___ Texto de origem
Mais uma vez uma acalorada discussão no Orkut me inspirou a tocar em um assunto muito delicado. Delicado por que lida com a auto-estima de muitos e por que desperta paixões, por que envolve sonhos e esperanças e até mesmo arrebatamentos utópico. Por mais de uma vez, na verdade é quase uma constante, fui hostilizado por ressaltar pontos complexos da empregabilidade em relações internacionais. Essas ofensas, embora, insignificantes ilustram como o assunto exalta os ânimos. Vou primar nesse texto por não me refugiar em lugares comuns, tais como: “Quem é bom vai ter sempre destaque!” ou “Quem reclama ou desencoraja outrem de cursar o faz por ser frustrado!”. Tentarei, também, fugir dos casuísmos e tentar abordar o assunto de maneira séria e abrangente.

Nem vou aqui diferenciar relações internacionais, comércio exterior, diplomacia. Vou tratar do tema evitando muitas receitas, posso adiantar que existem vários tipos de inserção no mercado de trabalho e a maioria é condicionada fortemente por fatores de caráter pessoal, aspirações, dedicação a formação, percepção de oportunidades e redes de contato, além claro da pressão familiar que muitos ficam sujeitos após a formatura.

Vou deixar claro um ponto de vista que defendo a exaustão. Relações Internacionais, em stricto sensu, é indubitavelmente uma carreira acadêmica já que pressupõe a observação, pesquisa, sistematização e teorização acerca das relações internacionais, sendo disciplina e campo de estudo ao mesmo tempo. Ou seja, lidar com relações internacionais, suas teorias e tipologias é ocupação de pesquisadores e professores sejam ligados a alguma IES (Instituição de Ensino Superior) ou “Think tank” (público ou privado, independente ou vinculado a uma IES). Outro ponto que tem que ficar claro, não importa em que área de relações internacionais ou áreas próximas o egresso do curso trabalhe ele sempre vai trabalhar com uma parte menor das relações internacionais (sub-áreas). Nesse texto o enfoque será nas oportunidades no mercado de trabalho privado. Não vou entrar no mérito de concursos públicos e etc.
______
___ Dados fornecidos
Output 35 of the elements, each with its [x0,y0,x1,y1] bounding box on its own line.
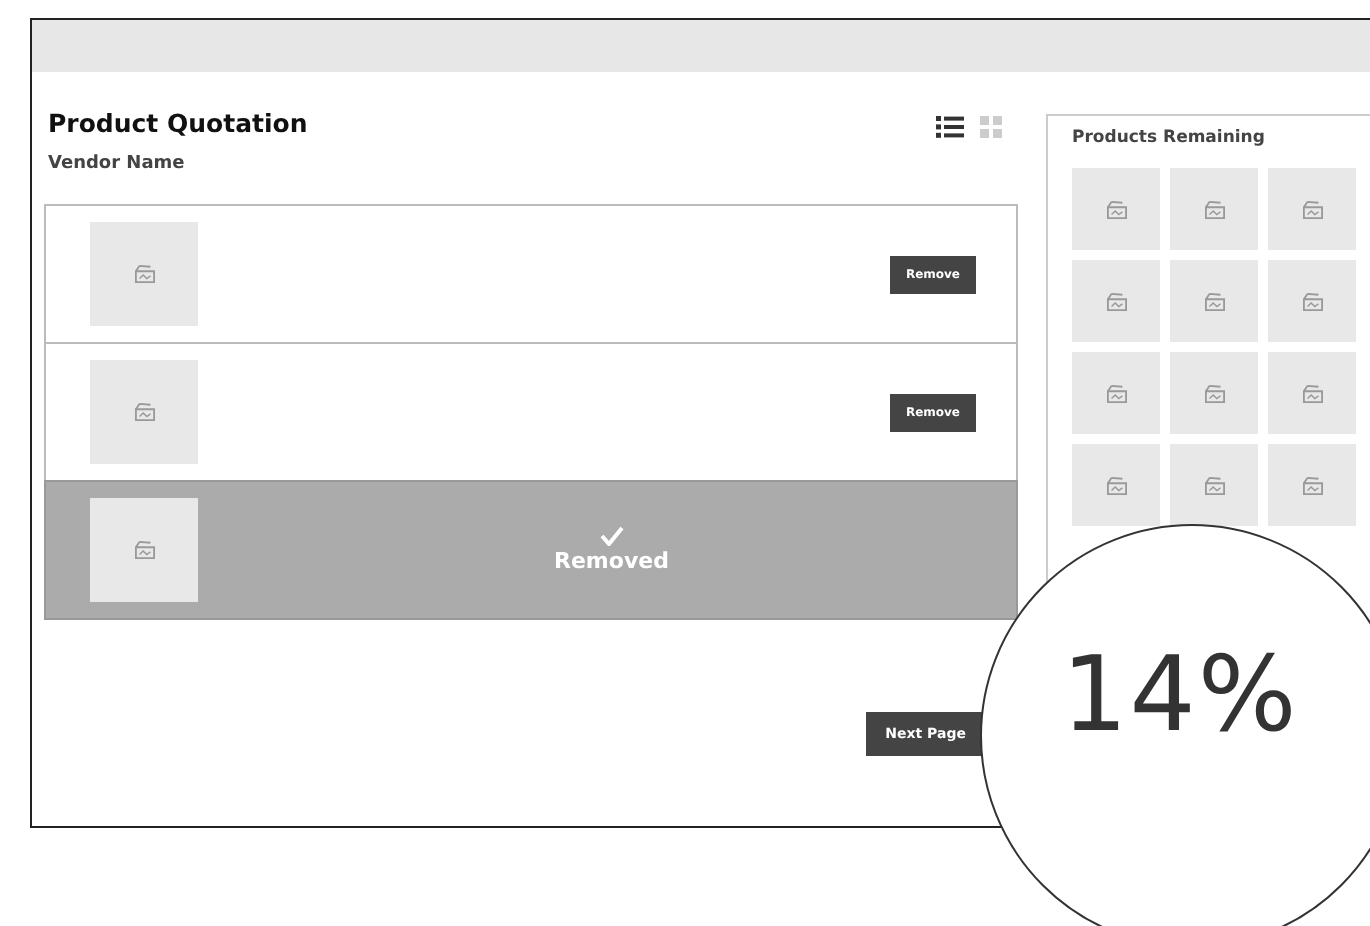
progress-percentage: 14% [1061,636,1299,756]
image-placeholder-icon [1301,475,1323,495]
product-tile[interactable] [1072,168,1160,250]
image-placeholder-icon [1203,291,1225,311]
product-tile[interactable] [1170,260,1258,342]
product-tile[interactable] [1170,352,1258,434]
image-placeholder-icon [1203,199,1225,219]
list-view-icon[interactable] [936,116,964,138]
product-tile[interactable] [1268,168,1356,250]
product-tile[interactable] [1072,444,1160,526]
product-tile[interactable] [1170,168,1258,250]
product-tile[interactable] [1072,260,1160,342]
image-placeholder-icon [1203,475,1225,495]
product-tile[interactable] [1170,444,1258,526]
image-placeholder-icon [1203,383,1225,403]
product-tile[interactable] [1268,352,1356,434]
______
**O que fazer:**
• a. Segundo o texto sobre empregabilidade em relações internacionais, quais atividades a carreira de Relações Internacionais em sentido estrito pressupõe? Liste todas.
• b. Em qual mercado de trabalho o texto sobre empregabilidade em relações internacionais diz que terá seu enfoque?

**Respostas:**
• a. Observação, pesquisa, sistematização e teorização acerca das relações internacionais.

• b. No mercado de trabalho privado.